Part of a data file
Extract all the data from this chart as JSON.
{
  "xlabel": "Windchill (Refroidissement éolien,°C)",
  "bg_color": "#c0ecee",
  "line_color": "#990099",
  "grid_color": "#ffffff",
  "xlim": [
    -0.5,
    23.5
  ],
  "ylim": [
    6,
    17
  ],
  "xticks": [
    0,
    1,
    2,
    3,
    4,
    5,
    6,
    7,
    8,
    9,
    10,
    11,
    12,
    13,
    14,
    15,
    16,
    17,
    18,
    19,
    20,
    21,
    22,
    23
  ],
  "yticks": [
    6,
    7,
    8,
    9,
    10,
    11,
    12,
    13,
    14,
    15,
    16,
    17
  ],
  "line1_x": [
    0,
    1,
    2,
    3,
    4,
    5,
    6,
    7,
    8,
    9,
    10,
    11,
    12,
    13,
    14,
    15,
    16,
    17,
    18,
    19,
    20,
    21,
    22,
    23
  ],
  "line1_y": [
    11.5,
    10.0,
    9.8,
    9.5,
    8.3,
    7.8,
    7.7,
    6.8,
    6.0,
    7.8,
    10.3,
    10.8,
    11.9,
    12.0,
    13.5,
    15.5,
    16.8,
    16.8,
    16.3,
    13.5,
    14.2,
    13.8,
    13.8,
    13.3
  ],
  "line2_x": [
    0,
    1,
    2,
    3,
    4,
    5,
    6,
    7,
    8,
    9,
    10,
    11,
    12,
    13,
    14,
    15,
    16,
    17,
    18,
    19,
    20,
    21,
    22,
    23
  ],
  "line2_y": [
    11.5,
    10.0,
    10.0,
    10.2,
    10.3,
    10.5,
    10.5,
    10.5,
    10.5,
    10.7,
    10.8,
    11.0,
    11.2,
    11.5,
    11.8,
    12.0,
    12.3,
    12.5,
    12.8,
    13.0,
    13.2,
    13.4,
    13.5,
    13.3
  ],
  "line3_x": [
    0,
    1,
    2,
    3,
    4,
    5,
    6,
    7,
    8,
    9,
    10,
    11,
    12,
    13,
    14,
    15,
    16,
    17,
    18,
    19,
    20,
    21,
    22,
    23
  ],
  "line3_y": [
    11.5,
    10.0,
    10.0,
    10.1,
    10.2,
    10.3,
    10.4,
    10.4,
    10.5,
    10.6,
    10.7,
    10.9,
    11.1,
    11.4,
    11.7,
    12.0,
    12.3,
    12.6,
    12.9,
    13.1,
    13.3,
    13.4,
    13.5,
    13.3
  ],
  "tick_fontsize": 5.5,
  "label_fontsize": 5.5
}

YOUR OBJECTIVE >>
Your task is to retype all the records above with nothing left out.

RESULT FOR THIS TASK >>
Extract all the data from this chart as JSON.
{
  "xlabel": "Windchill (Refroidissement éolien,°C)",
  "bg_color": "#c0ecee",
  "line_color": "#990099",
  "grid_color": "#ffffff",
  "xlim": [
    -0.5,
    23.5
  ],
  "ylim": [
    6,
    17
  ],
  "xticks": [
    0,
    1,
    2,
    3,
    4,
    5,
    6,
    7,
    8,
    9,
    10,
    11,
    12,
    13,
    14,
    15,
    16,
    17,
    18,
    19,
    20,
    21,
    22,
    23
  ],
  "yticks": [
    6,
    7,
    8,
    9,
    10,
    11,
    12,
    13,
    14,
    15,
    16,
    17
  ],
  "line1_x": [
    0,
    1,
    2,
    3,
    4,
    5,
    6,
    7,
    8,
    9,
    10,
    11,
    12,
    13,
    14,
    15,
    16,
    17,
    18,
    19,
    20,
    21,
    22,
    23
  ],
  "line1_y": [
    11.5,
    10.0,
    9.8,
    9.5,
    8.3,
    7.8,
    7.7,
    6.8,
    6.0,
    7.8,
    10.3,
    10.8,
    11.9,
    12.0,
    13.5,
    15.5,
    16.8,
    16.8,
    16.3,
    13.5,
    14.2,
    13.8,
    13.8,
    13.3
  ],
  "line2_x": [
    0,
    1,
    2,
    3,
    4,
    5,
    6,
    7,
    8,
    9,
    10,
    11,
    12,
    13,
    14,
    15,
    16,
    17,
    18,
    19,
    20,
    21,
    22,
    23
  ],
  "line2_y": [
    11.5,
    10.0,
    10.0,
    10.2,
    10.3,
    10.5,
    10.5,
    10.5,
    10.5,
    10.7,
    10.8,
    11.0,
    11.2,
    11.5,
    11.8,
    12.0,
    12.3,
    12.5,
    12.8,
    13.0,
    13.2,
    13.4,
    13.5,
    13.3
  ],
  "line3_x": [
    0,
    1,
    2,
    3,
    4,
    5,
    6,
    7,
    8,
    9,
    10,
    11,
    12,
    13,
    14,
    15,
    16,
    17,
    18,
    19,
    20,
    21,
    22,
    23
  ],
  "line3_y": [
    11.5,
    10.0,
    10.0,
    10.1,
    10.2,
    10.3,
    10.4,
    10.4,
    10.5,
    10.6,
    10.7,
    10.9,
    11.1,
    11.4,
    11.7,
    12.0,
    12.3,
    12.6,
    12.9,
    13.1,
    13.3,
    13.4,
    13.5,
    13.3
  ],
  "tick_fontsize": 5.5,
  "label_fontsize": 5.5
}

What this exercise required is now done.